*Given instruction*.
Copy the entries between the line holding "latency-cell: 0.48ms (770, 294, 986, 387)" and the line holding "latency-pill: 87.29ms (791, 600, 962, 654)", inclusive, reproducing each line verbatim.
◇ ◇ ◇
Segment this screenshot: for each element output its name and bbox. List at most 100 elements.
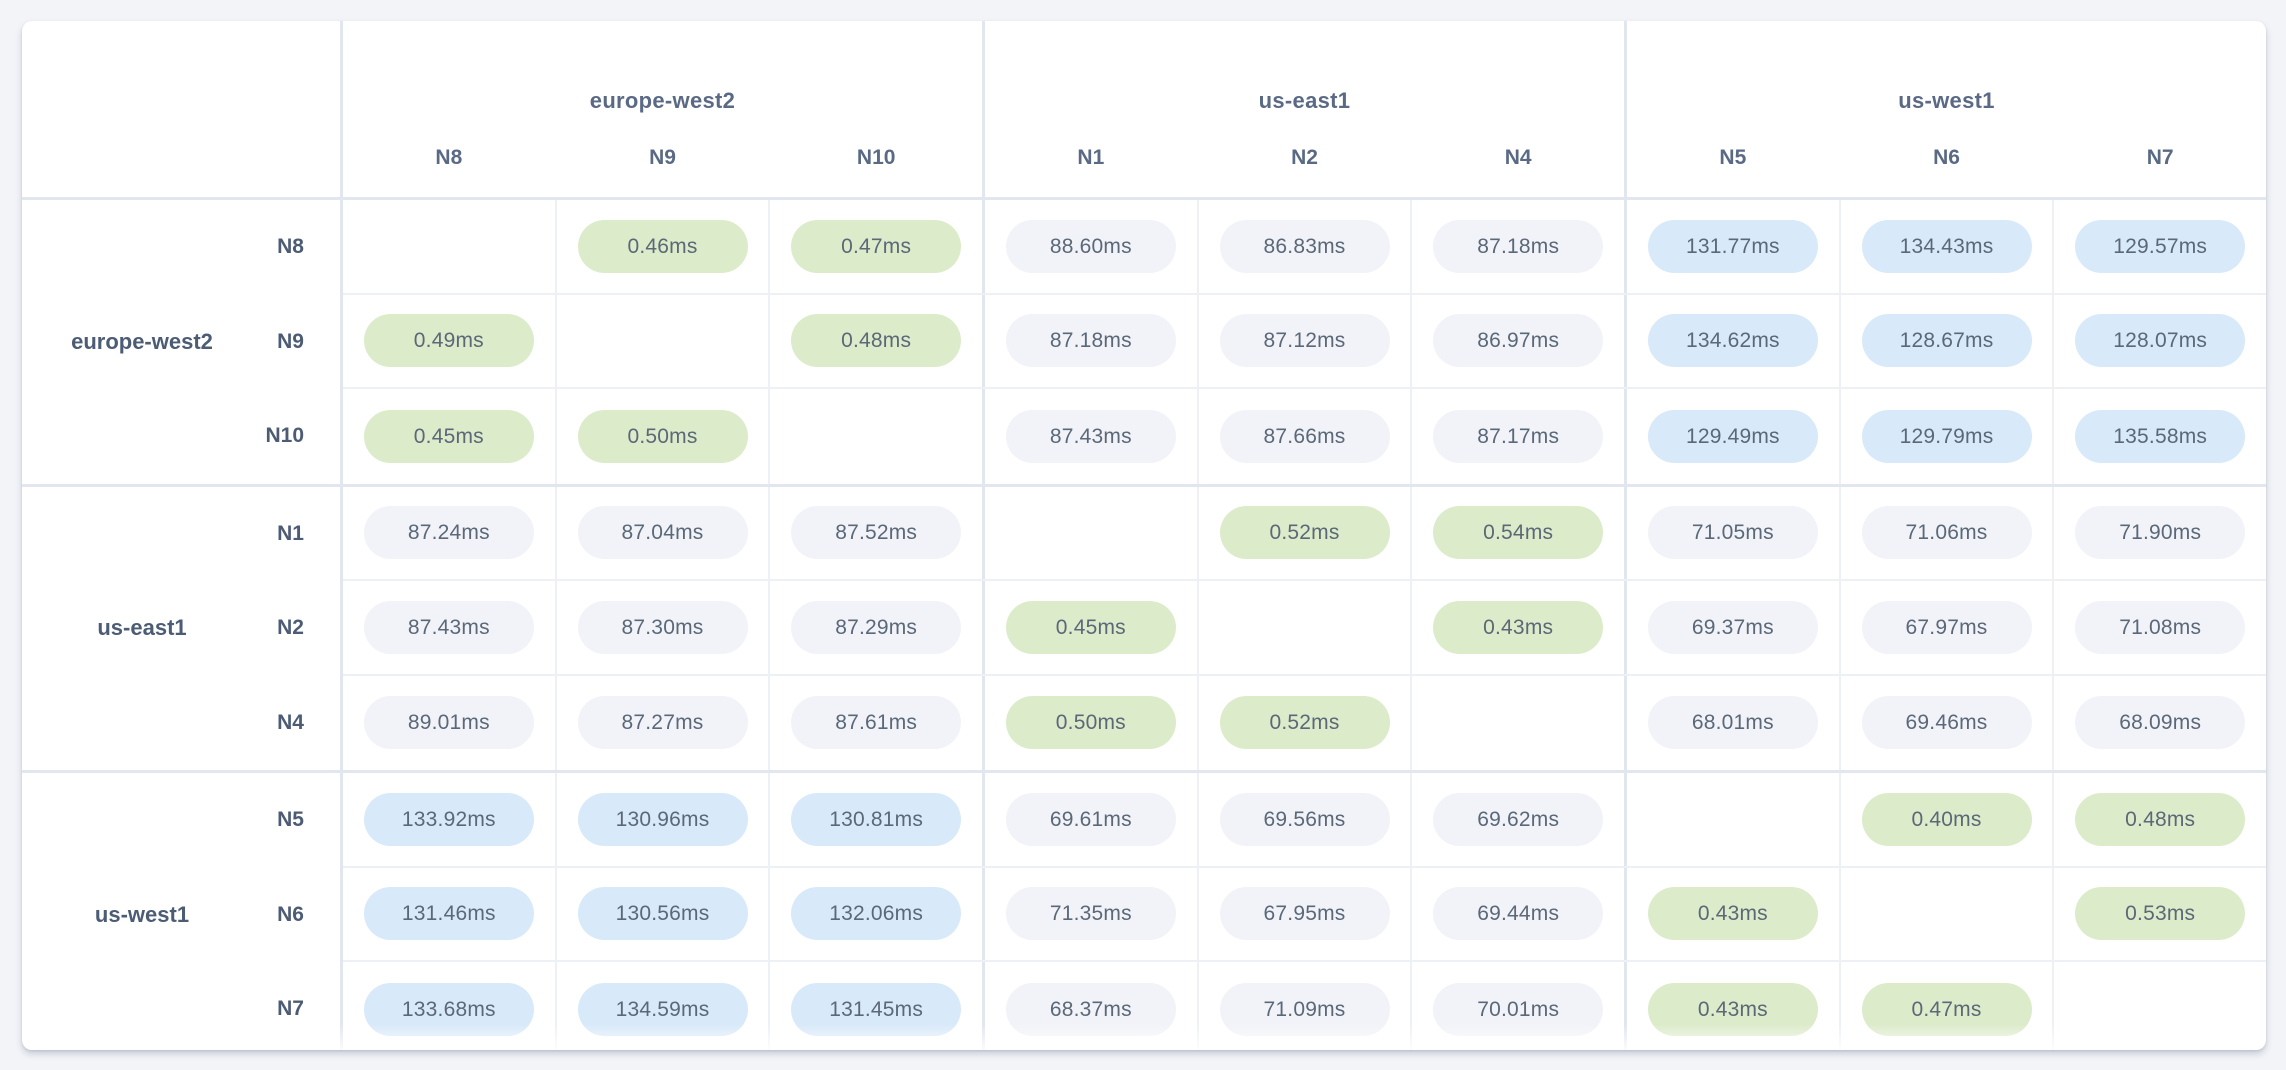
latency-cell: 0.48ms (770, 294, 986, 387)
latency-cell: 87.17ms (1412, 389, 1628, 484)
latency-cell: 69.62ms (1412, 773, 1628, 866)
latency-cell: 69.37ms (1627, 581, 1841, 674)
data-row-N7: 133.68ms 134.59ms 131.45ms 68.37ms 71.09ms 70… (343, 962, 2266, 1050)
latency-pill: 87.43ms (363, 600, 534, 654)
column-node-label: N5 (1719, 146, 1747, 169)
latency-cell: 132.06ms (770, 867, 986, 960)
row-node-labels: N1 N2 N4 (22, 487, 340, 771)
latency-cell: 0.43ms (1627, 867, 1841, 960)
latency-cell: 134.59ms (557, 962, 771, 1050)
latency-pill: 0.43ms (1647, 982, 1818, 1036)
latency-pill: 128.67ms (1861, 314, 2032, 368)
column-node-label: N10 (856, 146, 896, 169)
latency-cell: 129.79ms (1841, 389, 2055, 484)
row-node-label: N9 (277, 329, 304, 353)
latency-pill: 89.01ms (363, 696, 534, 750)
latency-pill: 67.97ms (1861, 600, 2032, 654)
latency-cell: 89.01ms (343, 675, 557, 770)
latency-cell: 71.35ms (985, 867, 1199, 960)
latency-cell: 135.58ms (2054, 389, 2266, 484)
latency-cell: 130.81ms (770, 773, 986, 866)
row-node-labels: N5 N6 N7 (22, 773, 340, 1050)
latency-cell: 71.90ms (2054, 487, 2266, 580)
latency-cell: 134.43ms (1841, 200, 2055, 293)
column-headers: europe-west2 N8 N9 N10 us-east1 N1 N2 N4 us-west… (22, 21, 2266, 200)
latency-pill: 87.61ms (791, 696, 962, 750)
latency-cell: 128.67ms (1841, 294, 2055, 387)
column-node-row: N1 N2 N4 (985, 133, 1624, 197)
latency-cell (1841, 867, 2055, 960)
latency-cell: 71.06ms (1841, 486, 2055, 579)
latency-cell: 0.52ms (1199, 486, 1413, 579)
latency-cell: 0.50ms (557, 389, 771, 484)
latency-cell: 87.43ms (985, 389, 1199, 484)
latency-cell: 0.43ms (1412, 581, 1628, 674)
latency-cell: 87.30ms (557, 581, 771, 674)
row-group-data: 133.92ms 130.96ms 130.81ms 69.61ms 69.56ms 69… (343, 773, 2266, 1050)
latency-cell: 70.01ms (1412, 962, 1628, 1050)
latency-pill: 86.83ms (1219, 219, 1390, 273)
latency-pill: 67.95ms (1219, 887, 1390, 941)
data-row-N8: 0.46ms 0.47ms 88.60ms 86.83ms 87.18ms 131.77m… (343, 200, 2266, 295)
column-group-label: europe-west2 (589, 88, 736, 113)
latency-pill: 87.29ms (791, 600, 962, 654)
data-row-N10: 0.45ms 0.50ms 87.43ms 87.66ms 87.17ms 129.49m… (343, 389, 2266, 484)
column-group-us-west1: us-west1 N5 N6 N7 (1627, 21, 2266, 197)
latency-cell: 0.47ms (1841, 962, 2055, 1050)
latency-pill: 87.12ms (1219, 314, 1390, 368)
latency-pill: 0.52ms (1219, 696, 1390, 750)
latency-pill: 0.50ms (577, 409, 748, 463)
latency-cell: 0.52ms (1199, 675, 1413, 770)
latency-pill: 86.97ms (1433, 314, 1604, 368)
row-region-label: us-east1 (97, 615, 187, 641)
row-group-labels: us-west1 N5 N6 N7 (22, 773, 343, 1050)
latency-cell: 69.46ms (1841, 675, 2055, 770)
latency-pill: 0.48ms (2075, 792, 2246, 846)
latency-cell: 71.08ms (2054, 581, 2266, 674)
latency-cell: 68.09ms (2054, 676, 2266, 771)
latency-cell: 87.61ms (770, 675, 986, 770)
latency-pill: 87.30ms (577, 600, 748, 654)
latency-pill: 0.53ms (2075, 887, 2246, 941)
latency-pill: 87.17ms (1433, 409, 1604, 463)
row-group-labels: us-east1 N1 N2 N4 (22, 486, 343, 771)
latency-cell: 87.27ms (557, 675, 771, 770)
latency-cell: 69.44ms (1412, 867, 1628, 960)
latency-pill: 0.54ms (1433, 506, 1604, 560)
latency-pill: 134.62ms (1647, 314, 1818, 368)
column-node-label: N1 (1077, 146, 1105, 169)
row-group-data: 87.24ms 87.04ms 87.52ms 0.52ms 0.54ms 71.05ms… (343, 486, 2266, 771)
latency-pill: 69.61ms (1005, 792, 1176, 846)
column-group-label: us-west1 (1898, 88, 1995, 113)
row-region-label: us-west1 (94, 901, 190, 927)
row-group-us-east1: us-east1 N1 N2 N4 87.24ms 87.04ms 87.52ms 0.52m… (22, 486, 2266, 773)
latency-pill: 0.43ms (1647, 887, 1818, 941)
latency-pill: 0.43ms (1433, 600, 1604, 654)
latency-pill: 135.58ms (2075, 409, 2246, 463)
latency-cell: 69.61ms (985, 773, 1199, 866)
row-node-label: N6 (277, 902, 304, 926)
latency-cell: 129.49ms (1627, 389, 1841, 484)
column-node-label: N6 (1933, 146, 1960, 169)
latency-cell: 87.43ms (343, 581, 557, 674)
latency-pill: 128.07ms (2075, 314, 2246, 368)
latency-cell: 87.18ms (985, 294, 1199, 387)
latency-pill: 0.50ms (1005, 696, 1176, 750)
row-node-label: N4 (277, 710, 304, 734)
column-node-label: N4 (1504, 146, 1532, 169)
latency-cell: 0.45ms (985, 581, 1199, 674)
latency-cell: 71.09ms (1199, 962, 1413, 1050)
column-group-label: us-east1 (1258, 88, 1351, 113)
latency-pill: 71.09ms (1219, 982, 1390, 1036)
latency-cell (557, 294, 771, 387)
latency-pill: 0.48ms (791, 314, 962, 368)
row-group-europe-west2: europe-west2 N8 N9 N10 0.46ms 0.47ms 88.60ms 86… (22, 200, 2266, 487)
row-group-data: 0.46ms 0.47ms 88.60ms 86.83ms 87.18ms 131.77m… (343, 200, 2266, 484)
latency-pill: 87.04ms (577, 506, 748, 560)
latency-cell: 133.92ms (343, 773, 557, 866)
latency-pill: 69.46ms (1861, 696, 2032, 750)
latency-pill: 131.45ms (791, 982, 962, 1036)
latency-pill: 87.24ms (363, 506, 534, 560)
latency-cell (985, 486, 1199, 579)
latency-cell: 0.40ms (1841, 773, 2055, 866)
◇ ◇ ◇
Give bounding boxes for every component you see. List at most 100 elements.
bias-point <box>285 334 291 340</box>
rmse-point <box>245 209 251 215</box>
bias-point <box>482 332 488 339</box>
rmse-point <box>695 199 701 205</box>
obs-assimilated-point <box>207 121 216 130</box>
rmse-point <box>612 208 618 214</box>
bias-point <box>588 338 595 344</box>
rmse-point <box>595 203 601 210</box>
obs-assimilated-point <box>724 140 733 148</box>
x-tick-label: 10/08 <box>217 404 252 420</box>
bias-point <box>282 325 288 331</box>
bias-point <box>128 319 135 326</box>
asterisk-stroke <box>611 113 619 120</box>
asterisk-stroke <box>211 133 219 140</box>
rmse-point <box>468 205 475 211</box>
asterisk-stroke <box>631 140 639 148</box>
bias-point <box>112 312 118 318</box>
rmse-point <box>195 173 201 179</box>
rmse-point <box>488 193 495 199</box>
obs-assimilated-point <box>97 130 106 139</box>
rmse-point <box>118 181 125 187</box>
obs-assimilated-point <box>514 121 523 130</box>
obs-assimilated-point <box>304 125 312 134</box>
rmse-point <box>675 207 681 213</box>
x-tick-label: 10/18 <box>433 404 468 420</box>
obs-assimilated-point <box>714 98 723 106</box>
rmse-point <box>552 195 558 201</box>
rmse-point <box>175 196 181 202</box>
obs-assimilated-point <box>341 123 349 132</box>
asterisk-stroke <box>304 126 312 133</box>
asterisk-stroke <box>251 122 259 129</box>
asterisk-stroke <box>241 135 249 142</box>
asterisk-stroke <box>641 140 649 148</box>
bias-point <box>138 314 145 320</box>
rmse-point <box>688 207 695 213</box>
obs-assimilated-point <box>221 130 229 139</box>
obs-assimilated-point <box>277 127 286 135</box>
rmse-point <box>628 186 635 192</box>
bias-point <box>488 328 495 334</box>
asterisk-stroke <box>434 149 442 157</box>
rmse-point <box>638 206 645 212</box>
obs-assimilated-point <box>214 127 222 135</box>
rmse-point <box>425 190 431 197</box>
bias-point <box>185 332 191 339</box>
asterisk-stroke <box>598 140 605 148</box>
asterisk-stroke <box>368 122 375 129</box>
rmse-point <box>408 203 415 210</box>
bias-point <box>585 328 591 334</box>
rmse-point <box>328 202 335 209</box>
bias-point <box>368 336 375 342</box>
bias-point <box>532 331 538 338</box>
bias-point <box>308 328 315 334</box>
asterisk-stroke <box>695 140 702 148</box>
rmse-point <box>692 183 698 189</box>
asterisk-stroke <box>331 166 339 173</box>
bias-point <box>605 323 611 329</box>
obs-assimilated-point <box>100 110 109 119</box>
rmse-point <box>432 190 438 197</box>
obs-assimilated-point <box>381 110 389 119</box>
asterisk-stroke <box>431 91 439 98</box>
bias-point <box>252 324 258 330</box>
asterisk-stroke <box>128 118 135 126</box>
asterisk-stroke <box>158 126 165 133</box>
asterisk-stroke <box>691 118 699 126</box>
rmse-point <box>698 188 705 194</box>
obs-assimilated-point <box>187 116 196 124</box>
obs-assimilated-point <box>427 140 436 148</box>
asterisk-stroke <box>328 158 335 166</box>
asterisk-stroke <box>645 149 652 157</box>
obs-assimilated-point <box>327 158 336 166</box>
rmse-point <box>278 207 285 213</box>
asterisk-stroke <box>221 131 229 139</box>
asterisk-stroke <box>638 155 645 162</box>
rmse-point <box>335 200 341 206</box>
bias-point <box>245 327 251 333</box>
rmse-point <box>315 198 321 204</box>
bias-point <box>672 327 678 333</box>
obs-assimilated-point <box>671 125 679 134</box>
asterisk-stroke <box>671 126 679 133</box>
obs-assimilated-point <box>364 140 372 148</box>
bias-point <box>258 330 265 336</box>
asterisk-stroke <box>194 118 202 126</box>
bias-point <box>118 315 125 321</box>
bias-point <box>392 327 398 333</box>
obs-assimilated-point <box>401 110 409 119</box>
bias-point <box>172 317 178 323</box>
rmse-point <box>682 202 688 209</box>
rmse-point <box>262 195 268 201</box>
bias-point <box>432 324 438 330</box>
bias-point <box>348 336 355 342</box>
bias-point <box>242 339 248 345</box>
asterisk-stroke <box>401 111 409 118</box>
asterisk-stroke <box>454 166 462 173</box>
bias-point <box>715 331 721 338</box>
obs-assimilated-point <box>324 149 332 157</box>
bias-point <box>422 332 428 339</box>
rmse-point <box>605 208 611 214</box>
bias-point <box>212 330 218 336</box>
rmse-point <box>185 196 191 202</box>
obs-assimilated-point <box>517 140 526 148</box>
◇ ◇ ◇
*Answer to the problem*.
latency-cell: 0.48ms (770, 294, 986, 387)
latency-cell: 87.17ms (1412, 389, 1628, 484)
latency-cell: 69.62ms (1412, 773, 1628, 866)
latency-cell: 69.37ms (1627, 581, 1841, 674)
data-row-N7: 133.68ms 134.59ms 131.45ms 68.37ms 71.09ms 70… (343, 962, 2266, 1050)
latency-pill: 87.43ms (363, 600, 534, 654)
column-node-label: N5 (1719, 146, 1747, 169)
latency-cell: 132.06ms (770, 867, 986, 960)
row-node-labels: N1 N2 N4 (22, 487, 340, 771)
latency-cell: 0.43ms (1627, 867, 1841, 960)
latency-cell: 134.59ms (557, 962, 771, 1050)
latency-pill: 0.43ms (1647, 982, 1818, 1036)
latency-pill: 128.67ms (1861, 314, 2032, 368)
column-node-label: N10 (856, 146, 896, 169)
latency-cell: 129.79ms (1841, 389, 2055, 484)
row-node-label: N9 (277, 329, 304, 353)
latency-pill: 89.01ms (363, 696, 534, 750)
latency-pill: 67.97ms (1861, 600, 2032, 654)
latency-cell: 89.01ms (343, 675, 557, 770)
latency-cell: 71.35ms (985, 867, 1199, 960)
latency-cell: 135.58ms (2054, 389, 2266, 484)
latency-cell: 130.81ms (770, 773, 986, 866)
row-node-labels: N5 N6 N7 (22, 773, 340, 1050)
latency-cell: 71.90ms (2054, 487, 2266, 580)
latency-cell: 134.43ms (1841, 200, 2055, 293)
column-headers: europe-west2 N8 N9 N10 us-east1 N1 N2 N4 us-west… (22, 21, 2266, 200)
latency-pill: 87.61ms (791, 696, 962, 750)
latency-cell: 128.67ms (1841, 294, 2055, 387)
column-node-row: N1 N2 N4 (985, 133, 1624, 197)
latency-cell (1841, 867, 2055, 960)
latency-cell: 71.06ms (1841, 486, 2055, 579)
latency-cell: 0.52ms (1199, 486, 1413, 579)
latency-cell: 0.50ms (557, 389, 771, 484)
latency-cell: 87.43ms (985, 389, 1199, 484)
latency-cell: 0.43ms (1412, 581, 1628, 674)
latency-cell: 87.30ms (557, 581, 771, 674)
row-group-data: 133.92ms 130.96ms 130.81ms 69.61ms 69.56ms 69… (343, 773, 2266, 1050)
latency-cell: 70.01ms (1412, 962, 1628, 1050)
latency-pill: 86.83ms (1219, 219, 1390, 273)
latency-pill: 67.95ms (1219, 887, 1390, 941)
data-row-N8: 0.46ms 0.47ms 88.60ms 86.83ms 87.18ms 131.77m… (343, 200, 2266, 295)
column-group-label: europe-west2 (589, 88, 736, 113)
latency-pill: 87.29ms (791, 600, 962, 654)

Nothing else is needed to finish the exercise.